___ RECORDS FOR THIS EXERCISE
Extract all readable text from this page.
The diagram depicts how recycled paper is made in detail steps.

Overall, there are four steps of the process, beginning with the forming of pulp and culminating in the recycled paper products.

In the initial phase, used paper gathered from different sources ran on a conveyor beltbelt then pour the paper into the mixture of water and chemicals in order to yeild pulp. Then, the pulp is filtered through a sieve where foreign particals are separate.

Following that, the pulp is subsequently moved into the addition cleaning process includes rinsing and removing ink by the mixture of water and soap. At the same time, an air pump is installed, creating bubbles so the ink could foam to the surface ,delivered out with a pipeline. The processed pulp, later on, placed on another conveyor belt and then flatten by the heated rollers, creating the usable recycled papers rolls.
______
**DESCRIPTION OF THE TASK**.
Quote every entry exactly.

**REPLY TO THE TASK**.
Extract all readable text from this page.
The diagram depicts how recycled paper is made in detail steps.

Overall, there are four steps of the process, beginning with the forming of pulp and culminating in the recycled paper products.

In the initial phase, used paper gathered from different sources ran on a conveyor beltbelt then pour the paper into the mixture of water and chemicals in order to yeild pulp. Then, the pulp is filtered through a sieve where foreign particals are separate.

Following that, the pulp is subsequently moved into the addition cleaning process includes rinsing and removing ink by the mixture of water and soap. At the same time, an air pump is installed, creating bubbles so the ink could foam to the surface ,delivered out with a pipeline. The processed pulp, later on, placed on another conveyor belt and then flatten by the heated rollers, creating the usable recycled papers rolls.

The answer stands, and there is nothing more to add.